Collection entries:
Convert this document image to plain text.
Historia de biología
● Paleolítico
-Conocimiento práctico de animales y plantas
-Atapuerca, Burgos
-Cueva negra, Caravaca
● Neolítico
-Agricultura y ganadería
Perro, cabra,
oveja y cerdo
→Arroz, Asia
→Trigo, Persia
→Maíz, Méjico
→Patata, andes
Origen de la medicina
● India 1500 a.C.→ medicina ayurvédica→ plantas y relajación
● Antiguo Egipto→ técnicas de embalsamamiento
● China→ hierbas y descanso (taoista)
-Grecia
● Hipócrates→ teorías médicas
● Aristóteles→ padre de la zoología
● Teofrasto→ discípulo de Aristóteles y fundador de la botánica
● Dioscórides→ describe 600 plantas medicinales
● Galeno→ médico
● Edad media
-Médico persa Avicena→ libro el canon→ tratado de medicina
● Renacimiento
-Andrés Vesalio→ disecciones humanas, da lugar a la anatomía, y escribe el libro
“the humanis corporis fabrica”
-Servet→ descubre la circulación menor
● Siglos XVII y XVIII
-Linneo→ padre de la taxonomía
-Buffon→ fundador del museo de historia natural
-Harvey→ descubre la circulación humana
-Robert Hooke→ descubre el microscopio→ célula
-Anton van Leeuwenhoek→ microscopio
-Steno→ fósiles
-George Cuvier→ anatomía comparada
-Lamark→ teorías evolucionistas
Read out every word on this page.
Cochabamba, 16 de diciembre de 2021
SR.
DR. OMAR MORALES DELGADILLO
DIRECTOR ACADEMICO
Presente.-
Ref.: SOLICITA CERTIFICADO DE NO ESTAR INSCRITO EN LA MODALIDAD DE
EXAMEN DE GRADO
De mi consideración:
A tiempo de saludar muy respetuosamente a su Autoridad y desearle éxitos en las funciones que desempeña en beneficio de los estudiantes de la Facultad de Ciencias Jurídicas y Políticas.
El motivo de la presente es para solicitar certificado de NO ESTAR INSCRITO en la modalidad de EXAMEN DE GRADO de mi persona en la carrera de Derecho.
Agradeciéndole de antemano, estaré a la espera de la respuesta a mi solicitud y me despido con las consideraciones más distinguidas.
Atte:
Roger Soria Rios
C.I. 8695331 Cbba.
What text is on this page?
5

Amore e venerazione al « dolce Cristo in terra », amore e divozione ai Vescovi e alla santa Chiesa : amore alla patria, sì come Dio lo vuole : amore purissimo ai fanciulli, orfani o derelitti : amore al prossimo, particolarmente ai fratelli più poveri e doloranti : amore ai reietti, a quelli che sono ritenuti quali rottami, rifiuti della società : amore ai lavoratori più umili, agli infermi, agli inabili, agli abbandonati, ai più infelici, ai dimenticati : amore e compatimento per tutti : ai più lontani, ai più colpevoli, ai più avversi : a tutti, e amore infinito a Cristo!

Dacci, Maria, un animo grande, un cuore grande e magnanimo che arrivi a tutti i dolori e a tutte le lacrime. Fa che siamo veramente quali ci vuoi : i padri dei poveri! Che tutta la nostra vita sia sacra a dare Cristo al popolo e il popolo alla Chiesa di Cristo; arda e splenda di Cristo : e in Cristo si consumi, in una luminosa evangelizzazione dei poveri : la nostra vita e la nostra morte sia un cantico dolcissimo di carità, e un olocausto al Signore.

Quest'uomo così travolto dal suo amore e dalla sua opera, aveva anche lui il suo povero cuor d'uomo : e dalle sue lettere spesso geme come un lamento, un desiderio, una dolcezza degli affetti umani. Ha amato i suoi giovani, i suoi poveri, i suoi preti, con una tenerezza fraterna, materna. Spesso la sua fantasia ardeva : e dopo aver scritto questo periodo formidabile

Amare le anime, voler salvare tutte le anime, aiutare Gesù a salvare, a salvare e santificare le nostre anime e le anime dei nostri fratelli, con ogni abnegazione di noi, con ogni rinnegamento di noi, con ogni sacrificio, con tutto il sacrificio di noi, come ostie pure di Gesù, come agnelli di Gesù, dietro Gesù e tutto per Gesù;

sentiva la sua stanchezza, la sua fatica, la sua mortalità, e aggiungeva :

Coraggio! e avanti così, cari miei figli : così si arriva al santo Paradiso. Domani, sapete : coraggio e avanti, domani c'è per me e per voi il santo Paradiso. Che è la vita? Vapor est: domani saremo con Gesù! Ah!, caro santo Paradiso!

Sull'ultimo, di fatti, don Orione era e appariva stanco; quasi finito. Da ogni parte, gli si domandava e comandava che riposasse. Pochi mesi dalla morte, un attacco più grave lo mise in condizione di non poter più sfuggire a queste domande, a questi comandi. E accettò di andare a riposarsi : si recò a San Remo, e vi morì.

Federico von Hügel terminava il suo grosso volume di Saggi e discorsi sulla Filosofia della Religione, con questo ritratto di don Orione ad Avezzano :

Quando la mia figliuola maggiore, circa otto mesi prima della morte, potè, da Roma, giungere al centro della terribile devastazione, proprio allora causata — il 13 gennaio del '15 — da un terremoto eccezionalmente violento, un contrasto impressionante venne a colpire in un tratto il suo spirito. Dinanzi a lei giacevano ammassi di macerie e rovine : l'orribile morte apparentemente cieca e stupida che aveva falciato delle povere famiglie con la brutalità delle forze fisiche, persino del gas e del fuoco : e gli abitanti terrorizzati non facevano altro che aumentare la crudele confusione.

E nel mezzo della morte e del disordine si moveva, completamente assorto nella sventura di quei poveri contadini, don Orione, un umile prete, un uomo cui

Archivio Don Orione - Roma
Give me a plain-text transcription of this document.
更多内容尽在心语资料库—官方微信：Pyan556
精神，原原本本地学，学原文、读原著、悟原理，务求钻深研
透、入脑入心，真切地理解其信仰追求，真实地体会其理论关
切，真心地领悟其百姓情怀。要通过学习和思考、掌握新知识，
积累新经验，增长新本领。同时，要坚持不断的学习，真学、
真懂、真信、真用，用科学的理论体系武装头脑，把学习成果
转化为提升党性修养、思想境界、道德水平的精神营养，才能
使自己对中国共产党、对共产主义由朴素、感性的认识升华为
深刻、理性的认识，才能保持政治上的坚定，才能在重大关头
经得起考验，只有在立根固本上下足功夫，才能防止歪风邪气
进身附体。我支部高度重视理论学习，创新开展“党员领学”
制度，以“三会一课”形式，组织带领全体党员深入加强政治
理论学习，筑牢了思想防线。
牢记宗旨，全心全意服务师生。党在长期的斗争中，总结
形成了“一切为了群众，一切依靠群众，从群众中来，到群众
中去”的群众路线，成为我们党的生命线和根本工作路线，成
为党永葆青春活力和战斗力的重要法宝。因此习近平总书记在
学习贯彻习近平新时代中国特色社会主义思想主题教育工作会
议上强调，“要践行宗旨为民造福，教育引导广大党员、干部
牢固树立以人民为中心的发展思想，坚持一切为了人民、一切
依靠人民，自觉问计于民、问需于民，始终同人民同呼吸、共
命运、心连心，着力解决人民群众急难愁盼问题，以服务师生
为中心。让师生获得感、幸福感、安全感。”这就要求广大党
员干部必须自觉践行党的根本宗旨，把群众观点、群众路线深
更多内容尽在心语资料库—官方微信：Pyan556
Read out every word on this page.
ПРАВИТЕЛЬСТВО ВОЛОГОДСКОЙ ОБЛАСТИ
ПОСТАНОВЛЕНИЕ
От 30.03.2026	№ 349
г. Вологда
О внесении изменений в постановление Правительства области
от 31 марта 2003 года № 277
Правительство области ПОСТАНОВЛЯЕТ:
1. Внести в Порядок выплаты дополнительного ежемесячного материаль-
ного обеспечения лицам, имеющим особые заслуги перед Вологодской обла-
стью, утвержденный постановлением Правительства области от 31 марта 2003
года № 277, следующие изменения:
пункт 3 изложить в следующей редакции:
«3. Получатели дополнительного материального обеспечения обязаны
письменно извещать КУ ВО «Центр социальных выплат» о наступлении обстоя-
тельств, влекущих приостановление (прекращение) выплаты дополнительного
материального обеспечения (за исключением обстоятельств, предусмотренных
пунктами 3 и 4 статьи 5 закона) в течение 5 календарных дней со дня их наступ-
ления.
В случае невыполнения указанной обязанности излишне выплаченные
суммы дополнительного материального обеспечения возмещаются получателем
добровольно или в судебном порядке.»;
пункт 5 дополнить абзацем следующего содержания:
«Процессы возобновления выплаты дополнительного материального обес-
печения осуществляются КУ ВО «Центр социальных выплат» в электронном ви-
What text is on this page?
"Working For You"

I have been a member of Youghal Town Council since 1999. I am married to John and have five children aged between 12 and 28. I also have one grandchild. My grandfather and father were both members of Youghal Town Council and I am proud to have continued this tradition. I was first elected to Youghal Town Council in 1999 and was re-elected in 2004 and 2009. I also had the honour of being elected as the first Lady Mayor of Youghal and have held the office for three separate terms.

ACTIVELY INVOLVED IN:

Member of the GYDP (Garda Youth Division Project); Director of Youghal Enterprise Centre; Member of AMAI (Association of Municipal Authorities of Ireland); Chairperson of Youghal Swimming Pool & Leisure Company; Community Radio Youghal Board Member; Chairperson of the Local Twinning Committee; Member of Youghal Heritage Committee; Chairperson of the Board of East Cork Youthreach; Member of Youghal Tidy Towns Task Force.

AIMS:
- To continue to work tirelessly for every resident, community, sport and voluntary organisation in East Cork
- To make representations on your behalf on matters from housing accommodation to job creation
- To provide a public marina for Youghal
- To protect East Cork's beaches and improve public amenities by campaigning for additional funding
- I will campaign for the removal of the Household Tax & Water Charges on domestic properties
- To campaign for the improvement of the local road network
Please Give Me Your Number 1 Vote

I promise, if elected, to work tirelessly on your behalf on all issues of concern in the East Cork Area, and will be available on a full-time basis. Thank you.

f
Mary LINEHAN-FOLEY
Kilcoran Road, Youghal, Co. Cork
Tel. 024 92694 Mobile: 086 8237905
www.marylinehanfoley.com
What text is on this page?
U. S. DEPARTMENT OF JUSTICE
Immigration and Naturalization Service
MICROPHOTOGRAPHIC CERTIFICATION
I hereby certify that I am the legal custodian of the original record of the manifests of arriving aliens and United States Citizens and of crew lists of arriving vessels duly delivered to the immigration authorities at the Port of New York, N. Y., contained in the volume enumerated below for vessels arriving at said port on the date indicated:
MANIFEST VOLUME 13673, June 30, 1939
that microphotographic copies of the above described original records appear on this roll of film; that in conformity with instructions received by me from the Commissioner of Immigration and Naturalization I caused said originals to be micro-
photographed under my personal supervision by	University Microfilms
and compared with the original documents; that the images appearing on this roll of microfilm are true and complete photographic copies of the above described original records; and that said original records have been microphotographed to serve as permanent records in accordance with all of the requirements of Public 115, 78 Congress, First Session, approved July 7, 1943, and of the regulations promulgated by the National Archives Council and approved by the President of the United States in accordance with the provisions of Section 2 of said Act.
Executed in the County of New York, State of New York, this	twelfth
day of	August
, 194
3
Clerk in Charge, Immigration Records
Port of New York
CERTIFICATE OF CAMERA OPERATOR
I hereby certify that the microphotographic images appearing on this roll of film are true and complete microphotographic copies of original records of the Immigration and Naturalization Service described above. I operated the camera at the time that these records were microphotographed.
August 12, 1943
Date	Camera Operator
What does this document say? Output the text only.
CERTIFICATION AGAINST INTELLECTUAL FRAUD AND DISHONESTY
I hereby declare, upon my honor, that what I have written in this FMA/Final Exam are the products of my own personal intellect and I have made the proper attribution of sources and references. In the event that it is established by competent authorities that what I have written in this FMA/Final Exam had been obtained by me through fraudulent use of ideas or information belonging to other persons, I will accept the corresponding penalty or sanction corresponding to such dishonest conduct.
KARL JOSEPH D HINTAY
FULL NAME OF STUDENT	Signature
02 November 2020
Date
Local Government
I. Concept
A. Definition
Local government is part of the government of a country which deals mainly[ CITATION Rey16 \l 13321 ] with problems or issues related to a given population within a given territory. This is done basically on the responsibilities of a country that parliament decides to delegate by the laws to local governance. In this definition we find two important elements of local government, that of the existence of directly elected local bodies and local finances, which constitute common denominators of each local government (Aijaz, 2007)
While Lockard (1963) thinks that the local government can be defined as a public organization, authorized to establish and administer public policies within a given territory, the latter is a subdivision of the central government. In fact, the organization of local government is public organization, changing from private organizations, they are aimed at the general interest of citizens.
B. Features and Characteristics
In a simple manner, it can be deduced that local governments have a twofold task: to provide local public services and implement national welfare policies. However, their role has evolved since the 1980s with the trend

■ SET PROBLEM ■
List every line from the entries above in which "behalf" appears.

■ CORRECT RESPONSE ■
- To make representations on your behalf on matters from housing accommodation to job creation
I promise, if elected, to work tirelessly on your behalf on all issues of concern in the East Cork Area, and will be available on a full-time basis. Thank you.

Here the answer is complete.